- **Your objective**:
Look through the data below and, wherever a line carries the word "Harvard", please copy that line.

- **Extracted data**:
● ● ● ● ● ● ●

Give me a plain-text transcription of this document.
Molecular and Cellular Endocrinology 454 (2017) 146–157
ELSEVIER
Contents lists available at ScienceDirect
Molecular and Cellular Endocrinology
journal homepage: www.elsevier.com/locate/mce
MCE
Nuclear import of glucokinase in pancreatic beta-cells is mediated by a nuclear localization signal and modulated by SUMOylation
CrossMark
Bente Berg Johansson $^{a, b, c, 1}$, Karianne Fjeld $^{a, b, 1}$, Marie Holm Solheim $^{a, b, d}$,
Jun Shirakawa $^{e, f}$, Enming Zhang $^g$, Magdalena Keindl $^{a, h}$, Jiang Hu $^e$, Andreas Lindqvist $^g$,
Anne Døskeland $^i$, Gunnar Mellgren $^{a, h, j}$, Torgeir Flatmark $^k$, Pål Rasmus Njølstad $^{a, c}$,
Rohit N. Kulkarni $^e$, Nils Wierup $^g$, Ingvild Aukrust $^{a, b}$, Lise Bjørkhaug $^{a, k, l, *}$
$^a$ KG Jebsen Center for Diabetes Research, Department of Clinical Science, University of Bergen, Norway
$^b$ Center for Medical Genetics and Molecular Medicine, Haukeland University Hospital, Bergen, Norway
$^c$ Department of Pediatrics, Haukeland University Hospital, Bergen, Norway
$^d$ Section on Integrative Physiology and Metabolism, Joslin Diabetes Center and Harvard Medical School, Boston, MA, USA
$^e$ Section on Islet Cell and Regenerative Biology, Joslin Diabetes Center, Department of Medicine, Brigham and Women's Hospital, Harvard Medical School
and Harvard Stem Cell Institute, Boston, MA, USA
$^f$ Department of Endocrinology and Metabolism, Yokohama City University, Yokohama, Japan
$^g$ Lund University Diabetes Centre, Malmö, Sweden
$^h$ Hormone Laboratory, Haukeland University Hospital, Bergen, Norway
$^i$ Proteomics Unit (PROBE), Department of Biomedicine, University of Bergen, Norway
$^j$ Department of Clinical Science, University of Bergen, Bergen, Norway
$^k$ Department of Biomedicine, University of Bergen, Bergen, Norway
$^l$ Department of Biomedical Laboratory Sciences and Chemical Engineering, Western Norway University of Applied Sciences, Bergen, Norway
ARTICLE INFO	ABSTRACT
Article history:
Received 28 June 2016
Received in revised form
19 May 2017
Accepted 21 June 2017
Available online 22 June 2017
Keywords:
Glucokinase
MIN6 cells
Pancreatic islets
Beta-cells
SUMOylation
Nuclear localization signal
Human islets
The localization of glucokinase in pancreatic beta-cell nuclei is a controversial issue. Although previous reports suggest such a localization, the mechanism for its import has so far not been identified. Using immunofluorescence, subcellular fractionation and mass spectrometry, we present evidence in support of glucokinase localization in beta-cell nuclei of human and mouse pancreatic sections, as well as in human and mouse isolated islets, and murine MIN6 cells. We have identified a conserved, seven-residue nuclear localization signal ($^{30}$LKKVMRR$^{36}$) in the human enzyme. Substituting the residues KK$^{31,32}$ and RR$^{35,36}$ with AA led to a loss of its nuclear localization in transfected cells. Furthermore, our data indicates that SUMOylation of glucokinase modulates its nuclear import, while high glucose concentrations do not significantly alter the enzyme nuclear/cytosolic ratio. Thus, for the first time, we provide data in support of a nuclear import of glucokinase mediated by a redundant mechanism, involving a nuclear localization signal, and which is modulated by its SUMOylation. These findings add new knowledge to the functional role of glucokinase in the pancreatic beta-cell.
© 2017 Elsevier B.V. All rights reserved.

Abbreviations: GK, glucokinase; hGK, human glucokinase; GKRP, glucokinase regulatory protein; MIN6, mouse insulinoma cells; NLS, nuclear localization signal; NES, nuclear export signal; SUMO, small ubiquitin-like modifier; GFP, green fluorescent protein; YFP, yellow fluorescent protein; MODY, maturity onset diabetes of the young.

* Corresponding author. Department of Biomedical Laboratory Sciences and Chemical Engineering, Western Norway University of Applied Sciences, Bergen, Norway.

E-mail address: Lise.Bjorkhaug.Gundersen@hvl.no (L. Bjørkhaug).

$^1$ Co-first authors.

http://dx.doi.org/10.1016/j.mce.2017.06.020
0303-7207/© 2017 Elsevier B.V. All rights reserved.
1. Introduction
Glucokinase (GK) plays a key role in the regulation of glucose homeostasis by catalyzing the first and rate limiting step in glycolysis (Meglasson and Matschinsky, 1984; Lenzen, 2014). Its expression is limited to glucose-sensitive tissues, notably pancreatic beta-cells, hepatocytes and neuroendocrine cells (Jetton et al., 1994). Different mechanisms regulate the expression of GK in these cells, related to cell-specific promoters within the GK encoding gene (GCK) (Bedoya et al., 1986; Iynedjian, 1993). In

● ● ● ● ● ● ●

- **Reply to the task**:
$^d$ Section on Integrative Physiology and Metabolism, Joslin Diabetes Center and Harvard Medical School, Boston, MA, USA
$^e$ Section on Islet Cell and Regenerative Biology, Joslin Diabetes Center, Department of Medicine, Brigham and Women's Hospital, Harvard Medical School
and Harvard Stem Cell Institute, Boston, MA, USA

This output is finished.